• _Available records_
..............................

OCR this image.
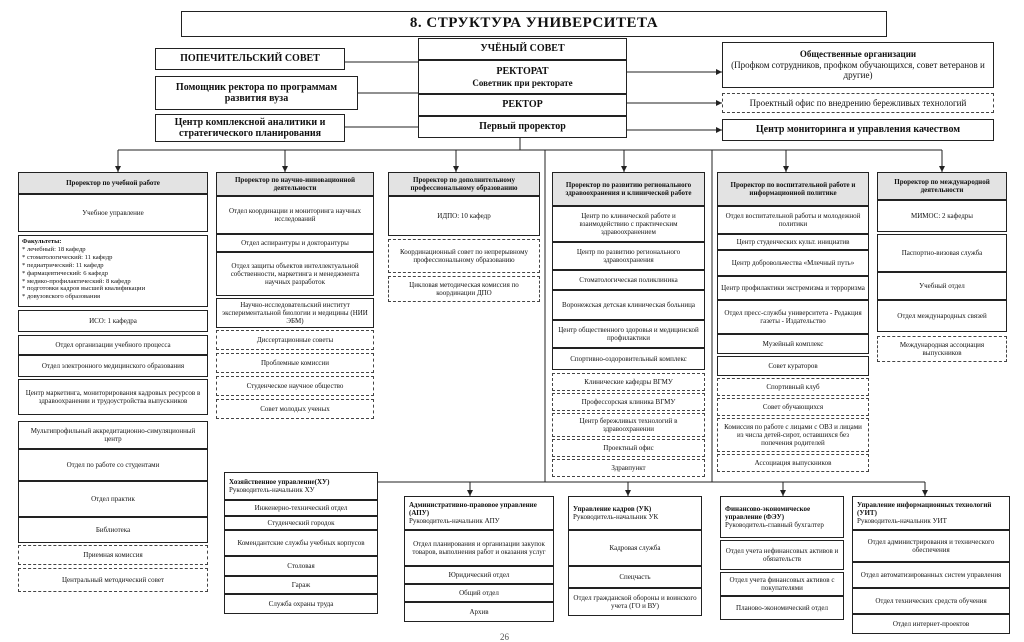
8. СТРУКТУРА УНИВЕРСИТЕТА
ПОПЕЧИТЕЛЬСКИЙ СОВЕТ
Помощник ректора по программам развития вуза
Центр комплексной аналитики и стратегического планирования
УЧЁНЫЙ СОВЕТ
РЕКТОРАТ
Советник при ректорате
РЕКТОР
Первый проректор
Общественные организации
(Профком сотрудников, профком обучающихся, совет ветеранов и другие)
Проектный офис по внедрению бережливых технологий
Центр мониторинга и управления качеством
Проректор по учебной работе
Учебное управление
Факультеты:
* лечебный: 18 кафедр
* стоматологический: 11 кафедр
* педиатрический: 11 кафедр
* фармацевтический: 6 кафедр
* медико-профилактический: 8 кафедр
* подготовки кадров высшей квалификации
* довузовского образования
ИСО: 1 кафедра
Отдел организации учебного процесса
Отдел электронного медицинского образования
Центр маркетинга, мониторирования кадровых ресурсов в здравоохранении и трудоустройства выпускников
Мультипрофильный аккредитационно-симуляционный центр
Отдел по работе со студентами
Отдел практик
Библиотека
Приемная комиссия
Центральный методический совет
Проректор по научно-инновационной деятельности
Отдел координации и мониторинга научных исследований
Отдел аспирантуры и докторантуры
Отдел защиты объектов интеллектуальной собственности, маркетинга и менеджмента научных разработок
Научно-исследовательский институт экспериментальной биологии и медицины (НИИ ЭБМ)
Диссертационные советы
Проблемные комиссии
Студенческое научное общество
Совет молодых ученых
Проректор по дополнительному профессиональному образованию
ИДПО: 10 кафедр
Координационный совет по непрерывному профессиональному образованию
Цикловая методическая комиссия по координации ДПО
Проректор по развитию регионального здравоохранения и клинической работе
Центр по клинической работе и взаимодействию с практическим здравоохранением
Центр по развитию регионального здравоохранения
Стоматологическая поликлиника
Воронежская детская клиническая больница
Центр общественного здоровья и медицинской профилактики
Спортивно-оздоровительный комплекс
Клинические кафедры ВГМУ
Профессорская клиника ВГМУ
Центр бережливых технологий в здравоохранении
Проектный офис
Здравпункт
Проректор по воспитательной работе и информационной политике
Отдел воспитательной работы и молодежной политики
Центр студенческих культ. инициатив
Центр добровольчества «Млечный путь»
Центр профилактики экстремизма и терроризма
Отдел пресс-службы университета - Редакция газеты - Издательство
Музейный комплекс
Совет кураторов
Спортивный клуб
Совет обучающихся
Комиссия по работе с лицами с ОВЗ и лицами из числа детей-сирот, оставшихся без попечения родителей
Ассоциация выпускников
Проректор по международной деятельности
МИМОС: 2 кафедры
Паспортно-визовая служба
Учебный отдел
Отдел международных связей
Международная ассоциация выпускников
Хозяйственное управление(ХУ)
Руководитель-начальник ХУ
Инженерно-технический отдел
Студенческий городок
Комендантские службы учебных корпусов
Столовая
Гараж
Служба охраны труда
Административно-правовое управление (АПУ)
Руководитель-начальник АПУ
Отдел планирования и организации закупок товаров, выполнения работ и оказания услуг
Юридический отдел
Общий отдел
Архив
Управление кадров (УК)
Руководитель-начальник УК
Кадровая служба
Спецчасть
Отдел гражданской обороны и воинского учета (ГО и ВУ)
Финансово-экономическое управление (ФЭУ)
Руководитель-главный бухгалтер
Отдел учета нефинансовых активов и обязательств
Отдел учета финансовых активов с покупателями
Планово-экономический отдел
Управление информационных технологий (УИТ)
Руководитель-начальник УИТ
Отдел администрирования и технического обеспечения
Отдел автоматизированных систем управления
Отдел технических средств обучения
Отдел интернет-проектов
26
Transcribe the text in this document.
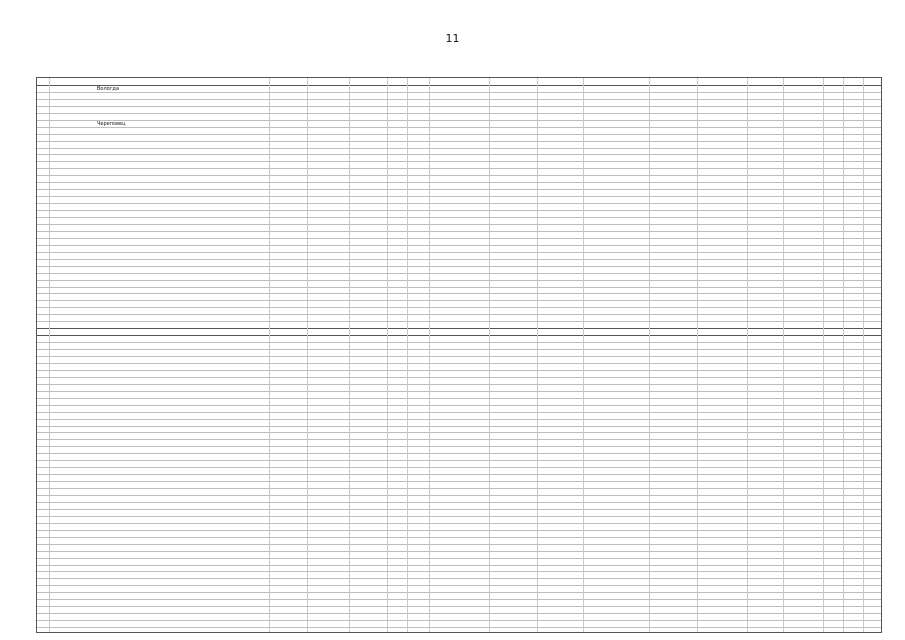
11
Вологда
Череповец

..............................

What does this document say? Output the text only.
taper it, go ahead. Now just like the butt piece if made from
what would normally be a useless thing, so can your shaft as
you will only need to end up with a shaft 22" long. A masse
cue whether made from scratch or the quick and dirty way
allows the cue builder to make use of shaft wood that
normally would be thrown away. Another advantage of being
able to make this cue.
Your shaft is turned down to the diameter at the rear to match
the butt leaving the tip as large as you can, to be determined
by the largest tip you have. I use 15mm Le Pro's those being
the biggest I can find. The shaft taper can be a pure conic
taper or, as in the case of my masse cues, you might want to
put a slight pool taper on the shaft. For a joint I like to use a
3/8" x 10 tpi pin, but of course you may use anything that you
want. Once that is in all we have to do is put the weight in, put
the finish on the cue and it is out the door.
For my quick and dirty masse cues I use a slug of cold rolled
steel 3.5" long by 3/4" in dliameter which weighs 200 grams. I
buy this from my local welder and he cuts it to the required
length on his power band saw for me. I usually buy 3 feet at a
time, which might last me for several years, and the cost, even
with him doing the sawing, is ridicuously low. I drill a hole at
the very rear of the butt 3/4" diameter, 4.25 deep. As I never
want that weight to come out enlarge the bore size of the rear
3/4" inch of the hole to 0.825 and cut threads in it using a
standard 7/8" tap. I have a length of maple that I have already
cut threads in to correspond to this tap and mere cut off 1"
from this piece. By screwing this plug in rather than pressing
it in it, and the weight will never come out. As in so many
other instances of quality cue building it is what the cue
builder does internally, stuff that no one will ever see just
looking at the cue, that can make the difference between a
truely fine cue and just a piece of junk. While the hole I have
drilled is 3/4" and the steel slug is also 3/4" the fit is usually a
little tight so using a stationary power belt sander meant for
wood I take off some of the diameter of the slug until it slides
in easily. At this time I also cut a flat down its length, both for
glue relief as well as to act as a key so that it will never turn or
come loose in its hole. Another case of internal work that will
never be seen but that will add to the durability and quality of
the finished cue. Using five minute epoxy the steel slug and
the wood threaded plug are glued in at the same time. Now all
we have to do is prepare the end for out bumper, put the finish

..............................

• _Requirements_
Looking at the listing above, how many of its lines contain the string "with"? Give the number alone.

• _In response_
2